- Objective -
Swap "turbine inlet temperature" for "turbine entry temperature" in the stretch from the line containing "Patent image size: (828, 327)." through the line containing "The engine rotor 20 is at (397, 155).". Reproduce only those lines, with nothing else changed.

** START OF Rows **

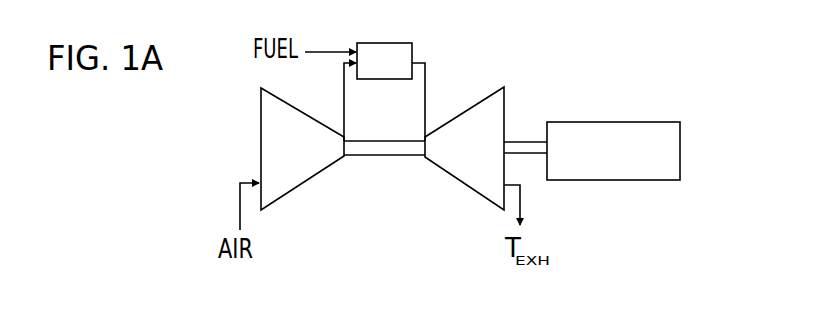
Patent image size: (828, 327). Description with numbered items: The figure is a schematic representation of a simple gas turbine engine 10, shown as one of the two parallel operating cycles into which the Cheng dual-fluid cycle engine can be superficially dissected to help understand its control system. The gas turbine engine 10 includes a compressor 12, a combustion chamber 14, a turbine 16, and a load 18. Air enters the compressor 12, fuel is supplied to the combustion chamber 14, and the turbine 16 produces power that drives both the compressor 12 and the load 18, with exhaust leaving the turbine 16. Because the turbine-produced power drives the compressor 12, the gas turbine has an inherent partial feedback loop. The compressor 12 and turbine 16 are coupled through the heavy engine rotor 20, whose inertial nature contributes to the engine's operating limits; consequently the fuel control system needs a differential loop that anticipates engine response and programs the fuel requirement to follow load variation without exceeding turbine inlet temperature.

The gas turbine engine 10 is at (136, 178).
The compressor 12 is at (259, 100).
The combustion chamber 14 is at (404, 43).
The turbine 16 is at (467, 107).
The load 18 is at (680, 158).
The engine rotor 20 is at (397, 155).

** END OF Rows **
** START OF Rows **

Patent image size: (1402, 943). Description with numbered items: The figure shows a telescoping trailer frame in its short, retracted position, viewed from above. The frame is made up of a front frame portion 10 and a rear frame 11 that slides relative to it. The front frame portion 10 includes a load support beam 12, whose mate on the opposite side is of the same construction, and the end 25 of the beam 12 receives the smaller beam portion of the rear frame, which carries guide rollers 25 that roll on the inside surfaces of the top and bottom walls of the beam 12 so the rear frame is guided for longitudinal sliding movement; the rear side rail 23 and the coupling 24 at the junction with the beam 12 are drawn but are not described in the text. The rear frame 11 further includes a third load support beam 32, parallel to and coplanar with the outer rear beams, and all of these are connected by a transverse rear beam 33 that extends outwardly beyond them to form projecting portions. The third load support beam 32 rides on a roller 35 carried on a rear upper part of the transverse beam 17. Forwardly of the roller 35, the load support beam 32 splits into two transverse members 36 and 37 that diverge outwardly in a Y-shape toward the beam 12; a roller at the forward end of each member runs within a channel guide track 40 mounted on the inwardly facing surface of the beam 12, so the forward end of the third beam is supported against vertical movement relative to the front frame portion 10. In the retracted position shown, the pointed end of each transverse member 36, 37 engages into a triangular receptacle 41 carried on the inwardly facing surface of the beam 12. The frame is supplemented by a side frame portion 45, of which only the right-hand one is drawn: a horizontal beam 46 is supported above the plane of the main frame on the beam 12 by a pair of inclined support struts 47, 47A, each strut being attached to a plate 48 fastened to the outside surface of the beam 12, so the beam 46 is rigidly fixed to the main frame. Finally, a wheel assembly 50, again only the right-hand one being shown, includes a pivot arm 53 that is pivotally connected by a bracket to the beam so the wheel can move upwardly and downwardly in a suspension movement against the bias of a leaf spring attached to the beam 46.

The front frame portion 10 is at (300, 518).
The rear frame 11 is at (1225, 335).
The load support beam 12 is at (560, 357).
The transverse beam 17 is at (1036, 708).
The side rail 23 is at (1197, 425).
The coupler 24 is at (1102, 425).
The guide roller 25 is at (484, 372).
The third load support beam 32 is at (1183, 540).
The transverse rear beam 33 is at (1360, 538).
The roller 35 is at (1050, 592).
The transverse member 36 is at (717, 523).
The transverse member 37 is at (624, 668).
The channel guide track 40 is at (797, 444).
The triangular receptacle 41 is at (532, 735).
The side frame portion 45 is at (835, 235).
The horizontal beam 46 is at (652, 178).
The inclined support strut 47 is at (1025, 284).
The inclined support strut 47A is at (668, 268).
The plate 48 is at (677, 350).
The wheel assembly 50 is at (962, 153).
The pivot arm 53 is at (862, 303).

** END OF Rows **

- Solution for this problem -
Patent image size: (828, 327). Description with numbered items: The figure is a schematic representation of a simple gas turbine engine 10, shown as one of the two parallel operating cycles into which the Cheng dual-fluid cycle engine can be superficially dissected to help understand its control system. The gas turbine engine 10 includes a compressor 12, a combustion chamber 14, a turbine 16, and a load 18. Air enters the compressor 12, fuel is supplied to the combustion chamber 14, and the turbine 16 produces power that drives both the compressor 12 and the load 18, with exhaust leaving the turbine 16. Because the turbine-produced power drives the compressor 12, the gas turbine has an inherent partial feedback loop. The compressor 12 and turbine 16 are coupled through the heavy engine rotor 20, whose inertial nature contributes to the engine's operating limits; consequently the fuel control system needs a differential loop that anticipates engine response and programs the fuel requirement to follow load variation without exceeding turbine entry temperature.

The gas turbine engine 10 is at (136, 178).
The compressor 12 is at (259, 100).
The combustion chamber 14 is at (404, 43).
The turbine 16 is at (467, 107).
The load 18 is at (680, 158).
The engine rotor 20 is at (397, 155).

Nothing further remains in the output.